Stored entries

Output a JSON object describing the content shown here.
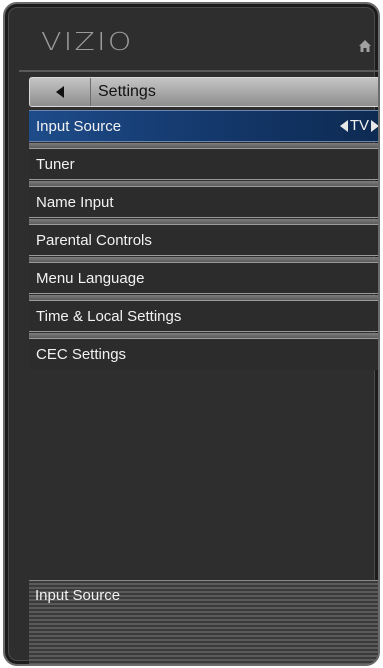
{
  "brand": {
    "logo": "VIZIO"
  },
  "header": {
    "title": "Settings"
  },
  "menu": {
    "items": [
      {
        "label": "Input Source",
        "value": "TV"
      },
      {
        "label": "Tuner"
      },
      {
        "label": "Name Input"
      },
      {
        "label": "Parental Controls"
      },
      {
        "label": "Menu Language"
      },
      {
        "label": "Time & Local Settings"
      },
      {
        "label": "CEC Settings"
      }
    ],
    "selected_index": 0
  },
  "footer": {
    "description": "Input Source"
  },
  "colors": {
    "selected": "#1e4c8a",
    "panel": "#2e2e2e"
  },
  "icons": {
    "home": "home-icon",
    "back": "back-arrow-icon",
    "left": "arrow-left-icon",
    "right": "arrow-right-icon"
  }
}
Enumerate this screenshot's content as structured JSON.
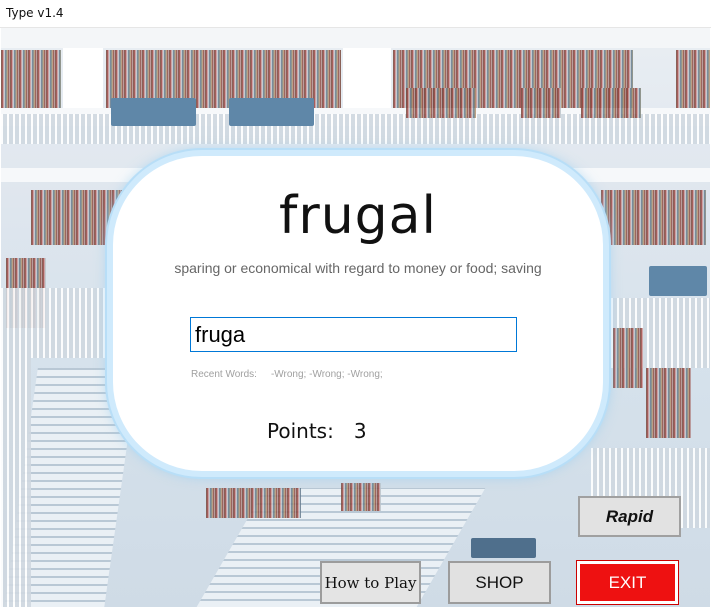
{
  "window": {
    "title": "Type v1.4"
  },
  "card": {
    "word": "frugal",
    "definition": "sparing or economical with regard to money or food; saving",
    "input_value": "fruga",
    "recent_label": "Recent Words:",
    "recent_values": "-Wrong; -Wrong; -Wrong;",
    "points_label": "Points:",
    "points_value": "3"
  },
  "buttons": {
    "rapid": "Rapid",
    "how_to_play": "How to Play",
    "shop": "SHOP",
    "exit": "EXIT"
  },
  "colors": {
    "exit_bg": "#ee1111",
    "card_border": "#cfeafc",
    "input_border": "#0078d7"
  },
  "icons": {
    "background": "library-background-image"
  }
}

OBJECTIVE: The entries above are to be returned exactly, without their pictures.

RESPONSE:
Output a JSON object describing the content shown here.
{
  "brand": {
    "logo": "VIZIO"
  },
  "header": {
    "title": "Settings"
  },
  "menu": {
    "items": [
      {
        "label": "Input Source",
        "value": "TV"
      },
      {
        "label": "Tuner"
      },
      {
        "label": "Name Input"
      },
      {
        "label": "Parental Controls"
      },
      {
        "label": "Menu Language"
      },
      {
        "label": "Time & Local Settings"
      },
      {
        "label": "CEC Settings"
      }
    ],
    "selected_index": 0
  },
  "footer": {
    "description": "Input Source"
  },
  "colors": {
    "selected": "#1e4c8a",
    "panel": "#2e2e2e"
  },
  "icons": {
    "home": "home-icon",
    "back": "back-arrow-icon",
    "left": "arrow-left-icon",
    "right": "arrow-right-icon"
  }
}
Enumerate this screenshot's content as structured JSON.
{
  "window": {
    "title": "Type v1.4"
  },
  "card": {
    "word": "frugal",
    "definition": "sparing or economical with regard to money or food; saving",
    "input_value": "fruga",
    "recent_label": "Recent Words:",
    "recent_values": "-Wrong; -Wrong; -Wrong;",
    "points_label": "Points:",
    "points_value": "3"
  },
  "buttons": {
    "rapid": "Rapid",
    "how_to_play": "How to Play",
    "shop": "SHOP",
    "exit": "EXIT"
  },
  "colors": {
    "exit_bg": "#ee1111",
    "card_border": "#cfeafc",
    "input_border": "#0078d7"
  },
  "icons": {
    "background": "library-background-image"
  }
}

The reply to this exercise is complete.